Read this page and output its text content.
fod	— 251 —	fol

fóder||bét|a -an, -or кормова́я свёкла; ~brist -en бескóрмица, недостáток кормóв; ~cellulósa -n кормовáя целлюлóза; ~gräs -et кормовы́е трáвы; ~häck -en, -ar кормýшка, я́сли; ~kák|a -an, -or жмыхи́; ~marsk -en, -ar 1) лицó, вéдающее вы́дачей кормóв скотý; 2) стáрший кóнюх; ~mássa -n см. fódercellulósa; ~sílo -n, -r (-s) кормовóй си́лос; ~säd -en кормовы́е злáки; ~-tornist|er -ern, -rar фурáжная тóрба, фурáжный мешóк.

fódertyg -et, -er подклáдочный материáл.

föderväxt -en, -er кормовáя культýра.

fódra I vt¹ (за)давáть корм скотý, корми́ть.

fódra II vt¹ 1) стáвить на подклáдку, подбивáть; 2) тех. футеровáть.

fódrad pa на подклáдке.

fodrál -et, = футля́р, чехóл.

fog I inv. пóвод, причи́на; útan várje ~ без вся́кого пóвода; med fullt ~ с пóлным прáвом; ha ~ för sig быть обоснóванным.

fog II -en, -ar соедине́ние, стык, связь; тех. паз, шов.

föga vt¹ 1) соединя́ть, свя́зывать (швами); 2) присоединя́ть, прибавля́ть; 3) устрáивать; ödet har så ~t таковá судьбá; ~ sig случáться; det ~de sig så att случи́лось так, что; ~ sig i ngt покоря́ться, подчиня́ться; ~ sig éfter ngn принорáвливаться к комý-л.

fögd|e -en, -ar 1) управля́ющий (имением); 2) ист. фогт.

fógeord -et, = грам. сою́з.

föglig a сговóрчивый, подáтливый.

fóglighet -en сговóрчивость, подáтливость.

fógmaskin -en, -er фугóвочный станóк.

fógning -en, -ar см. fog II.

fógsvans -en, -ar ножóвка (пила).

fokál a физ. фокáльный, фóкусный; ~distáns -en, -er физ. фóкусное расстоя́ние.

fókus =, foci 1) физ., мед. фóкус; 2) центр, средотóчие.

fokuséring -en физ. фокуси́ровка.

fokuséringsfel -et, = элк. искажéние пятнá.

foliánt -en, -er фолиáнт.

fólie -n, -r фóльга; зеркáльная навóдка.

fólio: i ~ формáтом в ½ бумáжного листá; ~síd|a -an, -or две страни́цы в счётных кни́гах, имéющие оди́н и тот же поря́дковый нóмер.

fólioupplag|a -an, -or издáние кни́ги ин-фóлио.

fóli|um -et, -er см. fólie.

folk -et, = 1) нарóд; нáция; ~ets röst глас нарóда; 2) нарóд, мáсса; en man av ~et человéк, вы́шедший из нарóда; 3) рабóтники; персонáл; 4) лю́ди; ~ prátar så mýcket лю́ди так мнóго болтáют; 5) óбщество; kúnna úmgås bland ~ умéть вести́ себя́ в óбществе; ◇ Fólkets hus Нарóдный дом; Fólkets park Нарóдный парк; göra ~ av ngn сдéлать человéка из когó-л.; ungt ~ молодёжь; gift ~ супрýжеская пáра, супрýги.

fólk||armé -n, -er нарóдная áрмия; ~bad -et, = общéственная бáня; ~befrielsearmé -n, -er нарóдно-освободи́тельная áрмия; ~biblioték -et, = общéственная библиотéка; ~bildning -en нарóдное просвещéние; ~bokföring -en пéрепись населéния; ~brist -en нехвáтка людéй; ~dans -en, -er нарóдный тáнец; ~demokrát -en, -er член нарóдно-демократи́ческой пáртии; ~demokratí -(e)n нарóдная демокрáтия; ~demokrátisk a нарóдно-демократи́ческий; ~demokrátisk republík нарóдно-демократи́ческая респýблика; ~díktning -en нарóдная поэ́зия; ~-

□ □ □ □

Repeat the records above exactly, from the first line to the last.

Solution:
Read this page and output its text content.
fod	— 251 —	fol

fóder||bét|a -an, -or кормова́я свёкла; ~brist -en бескóрмица, недостáток кормóв; ~cellulósa -n кормовáя целлюлóза; ~gräs -et кормовы́е трáвы; ~häck -en, -ar кормýшка, я́сли; ~kák|a -an, -or жмыхи́; ~marsk -en, -ar 1) лицó, вéдающее вы́дачей кормóв скотý; 2) стáрший кóнюх; ~mássa -n см. fódercellulósa; ~sílo -n, -r (-s) кормовóй си́лос; ~säd -en кормовы́е злáки; ~-tornist|er -ern, -rar фурáжная тóрба, фурáжный мешóк.

fódertyg -et, -er подклáдочный материáл.

föderväxt -en, -er кормовáя культýра.

fódra I vt¹ (за)давáть корм скотý, корми́ть.

fódra II vt¹ 1) стáвить на подклáдку, подбивáть; 2) тех. футеровáть.

fódrad pa на подклáдке.

fodrál -et, = футля́р, чехóл.

fog I inv. пóвод, причи́на; útan várje ~ без вся́кого пóвода; med fullt ~ с пóлным прáвом; ha ~ för sig быть обоснóванным.

fog II -en, -ar соедине́ние, стык, связь; тех. паз, шов.

föga vt¹ 1) соединя́ть, свя́зывать (швами); 2) присоединя́ть, прибавля́ть; 3) устрáивать; ödet har så ~t таковá судьбá; ~ sig случáться; det ~de sig så att случи́лось так, что; ~ sig i ngt покоря́ться, подчиня́ться; ~ sig éfter ngn принорáвливаться к комý-л.

fögd|e -en, -ar 1) управля́ющий (имением); 2) ист. фогт.

fógeord -et, = грам. сою́з.

föglig a сговóрчивый, подáтливый.

fóglighet -en сговóрчивость, подáтливость.

fógmaskin -en, -er фугóвочный станóк.

fógning -en, -ar см. fog II.

fógsvans -en, -ar ножóвка (пила).

fokál a физ. фокáльный, фóкусный; ~distáns -en, -er физ. фóкусное расстоя́ние.

fókus =, foci 1) физ., мед. фóкус; 2) центр, средотóчие.

fokuséring -en физ. фокуси́ровка.

fokuséringsfel -et, = элк. искажéние пятнá.

foliánt -en, -er фолиáнт.

fólie -n, -r фóльга; зеркáльная навóдка.

fólio: i ~ формáтом в ½ бумáжного листá; ~síd|a -an, -or две страни́цы в счётных кни́гах, имéющие оди́н и тот же поря́дковый нóмер.

fólioupplag|a -an, -or издáние кни́ги ин-фóлио.

fóli|um -et, -er см. fólie.

folk -et, = 1) нарóд; нáция; ~ets röst глас нарóда; 2) нарóд, мáсса; en man av ~et человéк, вы́шедший из нарóда; 3) рабóтники; персонáл; 4) лю́ди; ~ prátar så mýcket лю́ди так мнóго болтáют; 5) óбщество; kúnna úmgås bland ~ умéть вести́ себя́ в óбществе; ◇ Fólkets hus Нарóдный дом; Fólkets park Нарóдный парк; göra ~ av ngn сдéлать человéка из когó-л.; ungt ~ молодёжь; gift ~ супрýжеская пáра, супрýги.

fólk||armé -n, -er нарóдная áрмия; ~bad -et, = общéственная бáня; ~befrielsearmé -n, -er нарóдно-освободи́тельная áрмия; ~biblioték -et, = общéственная библиотéка; ~bildning -en нарóдное просвещéние; ~bokföring -en пéрепись населéния; ~brist -en нехвáтка людéй; ~dans -en, -er нарóдный тáнец; ~demokrát -en, -er член нарóдно-демократи́ческой пáртии; ~demokratí -(e)n нарóдная демокрáтия; ~demokrátisk a нарóдно-демократи́ческий; ~demokrátisk republík нарóдно-демократи́ческая респýблика; ~díktning -en нарóдная поэ́зия; ~-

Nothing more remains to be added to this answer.